**WHAT IS REQUIRED:**
Without the pictures, give the entries below again exactly as written.
--- start DATA FOR THIS TASK ---
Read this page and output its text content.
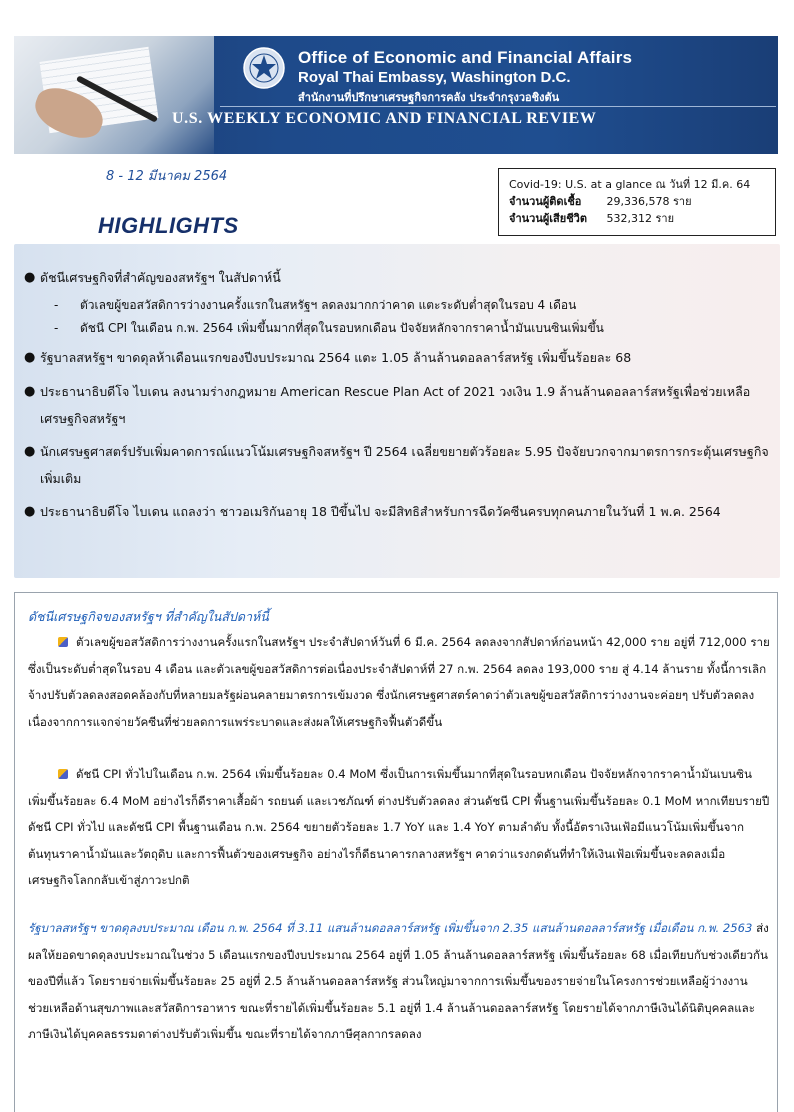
Office of Economic and Financial Affairs
Royal Thai Embassy, Washington D.C.
สำนักงานที่ปรึกษาเศรษฐกิจการคลัง ประจำกรุงวอชิงตัน
U.S. WEEKLY ECONOMIC AND FINANCIAL REVIEW
8 - 12 มีนาคม 2564
HIGHLIGHTS
Covid-19: U.S. at a glance ณ วันที่ 12 มี.ค. 64
จำนวนผู้ติดเชื้อ 29,336,578 ราย
จำนวนผู้เสียชีวิต 532,312 ราย
● ดัชนีเศรษฐกิจที่สำคัญของสหรัฐฯ ในสัปดาห์นี้
- ตัวเลขผู้ขอสวัสดิการว่างงานครั้งแรกในสหรัฐฯ ลดลงมากกว่าคาด แตะระดับต่ำสุดในรอบ 4 เดือน
- ดัชนี CPI ในเดือน ก.พ. 2564 เพิ่มขึ้นมากที่สุดในรอบหกเดือน ปัจจัยหลักจากราคาน้ำมันเบนซินเพิ่มขึ้น
● รัฐบาลสหรัฐฯ ขาดดุลห้าเดือนแรกของปีงบประมาณ 2564 แตะ 1.05 ล้านล้านดอลลาร์สหรัฐ เพิ่มขึ้นร้อยละ 68
● ประธานาธิบดีโจ ไบเดน ลงนามร่างกฎหมาย American Rescue Plan Act of 2021 วงเงิน 1.9 ล้านล้านดอลลาร์สหรัฐเพื่อช่วยเหลือเศรษฐกิจสหรัฐฯ
● นักเศรษฐศาสตร์ปรับเพิ่มคาดการณ์แนวโน้มเศรษฐกิจสหรัฐฯ ปี 2564 เฉลี่ยขยายตัวร้อยละ 5.95 ปัจจัยบวกจากมาตรการกระตุ้นเศรษฐกิจเพิ่มเติม
● ประธานาธิบดีโจ ไบเดน แถลงว่า ชาวอเมริกันอายุ 18 ปีขึ้นไป จะมีสิทธิสำหรับการฉีดวัคซีนครบทุกคนภายในวันที่ 1 พ.ค. 2564
ดัชนีเศรษฐกิจของสหรัฐฯ ที่สำคัญในสัปดาห์นี้
ตัวเลขผู้ขอสวัสดิการว่างงานครั้งแรกในสหรัฐฯ ประจำสัปดาห์วันที่ 6 มี.ค. 2564 ลดลงจากสัปดาห์ก่อนหน้า 42,000 ราย อยู่ที่ 712,000 ราย ซึ่งเป็นระดับต่ำสุดในรอบ 4 เดือน และตัวเลขผู้ขอสวัสดิการต่อเนื่องประจำสัปดาห์ที่ 27 ก.พ. 2564 ลดลง 193,000 ราย สู่ 4.14 ล้านราย ทั้งนี้การเลิกจ้างปรับตัวลดลงสอดคล้องกับที่หลายมลรัฐผ่อนคลายมาตรการเข้มงวด ซึ่งนักเศรษฐศาสตร์คาดว่าตัวเลขผู้ขอสวัสดิการว่างงานจะค่อยๆ ปรับตัวลดลงเนื่องจากการแจกจ่ายวัคซีนที่ช่วยลดการแพร่ระบาดและส่งผลให้เศรษฐกิจฟื้นตัวดีขึ้น
ดัชนี CPI ทั่วไปในเดือน ก.พ. 2564 เพิ่มขึ้นร้อยละ 0.4 MoM ซึ่งเป็นการเพิ่มขึ้นมากที่สุดในรอบหกเดือน ปัจจัยหลักจากราคาน้ำมันเบนซินเพิ่มขึ้นร้อยละ 6.4 MoM อย่างไรก็ดีราคาเสื้อผ้า รถยนต์ และเวชภัณฑ์ ต่างปรับตัวลดลง ส่วนดัชนี CPI พื้นฐานเพิ่มขึ้นร้อยละ 0.1 MoM หากเทียบรายปี ดัชนี CPI ทั่วไป และดัชนี CPI พื้นฐานเดือน ก.พ. 2564 ขยายตัวร้อยละ 1.7 YoY และ 1.4 YoY ตามลำดับ ทั้งนี้อัตราเงินเฟ้อมีแนวโน้มเพิ่มขึ้นจากต้นทุนราคาน้ำมันและวัตถุดิบ และการฟื้นตัวของเศรษฐกิจ อย่างไรก็ดีธนาคารกลางสหรัฐฯ คาดว่าแรงกดดันที่ทำให้เงินเฟ้อเพิ่มขึ้นจะลดลงเมื่อเศรษฐกิจโลกกลับเข้าสู่ภาวะปกติ
รัฐบาลสหรัฐฯ ขาดดุลงบประมาณ เดือน ก.พ. 2564 ที่ 3.11 แสนล้านดอลลาร์สหรัฐ เพิ่มขึ้นจาก 2.35 แสนล้านดอลลาร์สหรัฐ เมื่อเดือน ก.พ. 2563 ส่งผลให้ยอดขาดดุลงบประมาณในช่วง 5 เดือนแรกของปีงบประมาณ 2564 อยู่ที่ 1.05 ล้านล้านดอลลาร์สหรัฐ เพิ่มขึ้นร้อยละ 68 เมื่อเทียบกับช่วงเดียวกันของปีที่แล้ว โดยรายจ่ายเพิ่มขึ้นร้อยละ 25 อยู่ที่ 2.5 ล้านล้านดอลลาร์สหรัฐ ส่วนใหญ่มาจากการเพิ่มขึ้นของรายจ่ายในโครงการช่วยเหลือผู้ว่างงาน ช่วยเหลือด้านสุขภาพและสวัสดิการอาหาร ขณะที่รายได้เพิ่มขึ้นร้อยละ 5.1 อยู่ที่ 1.4 ล้านล้านดอลลาร์สหรัฐ โดยรายได้จากภาษีเงินได้นิติบุคคลและภาษีเงินได้บุคคลธรรมดาต่างปรับตัวเพิ่มขึ้น ขณะที่รายได้จากภาษีศุลกากรลดลง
--- end DATA FOR THIS TASK ---
**TASK OUTPUT:**
Read this page and output its text content.
Office of Economic and Financial Affairs
Royal Thai Embassy, Washington D.C.
สำนักงานที่ปรึกษาเศรษฐกิจการคลัง ประจำกรุงวอชิงตัน
U.S. WEEKLY ECONOMIC AND FINANCIAL REVIEW
8 - 12 มีนาคม 2564
HIGHLIGHTS
Covid-19: U.S. at a glance ณ วันที่ 12 มี.ค. 64
จำนวนผู้ติดเชื้อ 29,336,578 ราย
จำนวนผู้เสียชีวิต 532,312 ราย
● ดัชนีเศรษฐกิจที่สำคัญของสหรัฐฯ ในสัปดาห์นี้
- ตัวเลขผู้ขอสวัสดิการว่างงานครั้งแรกในสหรัฐฯ ลดลงมากกว่าคาด แตะระดับต่ำสุดในรอบ 4 เดือน
- ดัชนี CPI ในเดือน ก.พ. 2564 เพิ่มขึ้นมากที่สุดในรอบหกเดือน ปัจจัยหลักจากราคาน้ำมันเบนซินเพิ่มขึ้น
● รัฐบาลสหรัฐฯ ขาดดุลห้าเดือนแรกของปีงบประมาณ 2564 แตะ 1.05 ล้านล้านดอลลาร์สหรัฐ เพิ่มขึ้นร้อยละ 68
● ประธานาธิบดีโจ ไบเดน ลงนามร่างกฎหมาย American Rescue Plan Act of 2021 วงเงิน 1.9 ล้านล้านดอลลาร์สหรัฐเพื่อช่วยเหลือเศรษฐกิจสหรัฐฯ
● นักเศรษฐศาสตร์ปรับเพิ่มคาดการณ์แนวโน้มเศรษฐกิจสหรัฐฯ ปี 2564 เฉลี่ยขยายตัวร้อยละ 5.95 ปัจจัยบวกจากมาตรการกระตุ้นเศรษฐกิจเพิ่มเติม
● ประธานาธิบดีโจ ไบเดน แถลงว่า ชาวอเมริกันอายุ 18 ปีขึ้นไป จะมีสิทธิสำหรับการฉีดวัคซีนครบทุกคนภายในวันที่ 1 พ.ค. 2564
ดัชนีเศรษฐกิจของสหรัฐฯ ที่สำคัญในสัปดาห์นี้
ตัวเลขผู้ขอสวัสดิการว่างงานครั้งแรกในสหรัฐฯ ประจำสัปดาห์วันที่ 6 มี.ค. 2564 ลดลงจากสัปดาห์ก่อนหน้า 42,000 ราย อยู่ที่ 712,000 ราย ซึ่งเป็นระดับต่ำสุดในรอบ 4 เดือน และตัวเลขผู้ขอสวัสดิการต่อเนื่องประจำสัปดาห์ที่ 27 ก.พ. 2564 ลดลง 193,000 ราย สู่ 4.14 ล้านราย ทั้งนี้การเลิกจ้างปรับตัวลดลงสอดคล้องกับที่หลายมลรัฐผ่อนคลายมาตรการเข้มงวด ซึ่งนักเศรษฐศาสตร์คาดว่าตัวเลขผู้ขอสวัสดิการว่างงานจะค่อยๆ ปรับตัวลดลงเนื่องจากการแจกจ่ายวัคซีนที่ช่วยลดการแพร่ระบาดและส่งผลให้เศรษฐกิจฟื้นตัวดีขึ้น
ดัชนี CPI ทั่วไปในเดือน ก.พ. 2564 เพิ่มขึ้นร้อยละ 0.4 MoM ซึ่งเป็นการเพิ่มขึ้นมากที่สุดในรอบหกเดือน ปัจจัยหลักจากราคาน้ำมันเบนซินเพิ่มขึ้นร้อยละ 6.4 MoM อย่างไรก็ดีราคาเสื้อผ้า รถยนต์ และเวชภัณฑ์ ต่างปรับตัวลดลง ส่วนดัชนี CPI พื้นฐานเพิ่มขึ้นร้อยละ 0.1 MoM หากเทียบรายปี ดัชนี CPI ทั่วไป และดัชนี CPI พื้นฐานเดือน ก.พ. 2564 ขยายตัวร้อยละ 1.7 YoY และ 1.4 YoY ตามลำดับ ทั้งนี้อัตราเงินเฟ้อมีแนวโน้มเพิ่มขึ้นจากต้นทุนราคาน้ำมันและวัตถุดิบ และการฟื้นตัวของเศรษฐกิจ อย่างไรก็ดีธนาคารกลางสหรัฐฯ คาดว่าแรงกดดันที่ทำให้เงินเฟ้อเพิ่มขึ้นจะลดลงเมื่อเศรษฐกิจโลกกลับเข้าสู่ภาวะปกติ
รัฐบาลสหรัฐฯ ขาดดุลงบประมาณ เดือน ก.พ. 2564 ที่ 3.11 แสนล้านดอลลาร์สหรัฐ เพิ่มขึ้นจาก 2.35 แสนล้านดอลลาร์สหรัฐ เมื่อเดือน ก.พ. 2563 ส่งผลให้ยอดขาดดุลงบประมาณในช่วง 5 เดือนแรกของปีงบประมาณ 2564 อยู่ที่ 1.05 ล้านล้านดอลลาร์สหรัฐ เพิ่มขึ้นร้อยละ 68 เมื่อเทียบกับช่วงเดียวกันของปีที่แล้ว โดยรายจ่ายเพิ่มขึ้นร้อยละ 25 อยู่ที่ 2.5 ล้านล้านดอลลาร์สหรัฐ ส่วนใหญ่มาจากการเพิ่มขึ้นของรายจ่ายในโครงการช่วยเหลือผู้ว่างงาน ช่วยเหลือด้านสุขภาพและสวัสดิการอาหาร ขณะที่รายได้เพิ่มขึ้นร้อยละ 5.1 อยู่ที่ 1.4 ล้านล้านดอลลาร์สหรัฐ โดยรายได้จากภาษีเงินได้นิติบุคคลและภาษีเงินได้บุคคลธรรมดาต่างปรับตัวเพิ่มขึ้น ขณะที่รายได้จากภาษีศุลกากรลดลง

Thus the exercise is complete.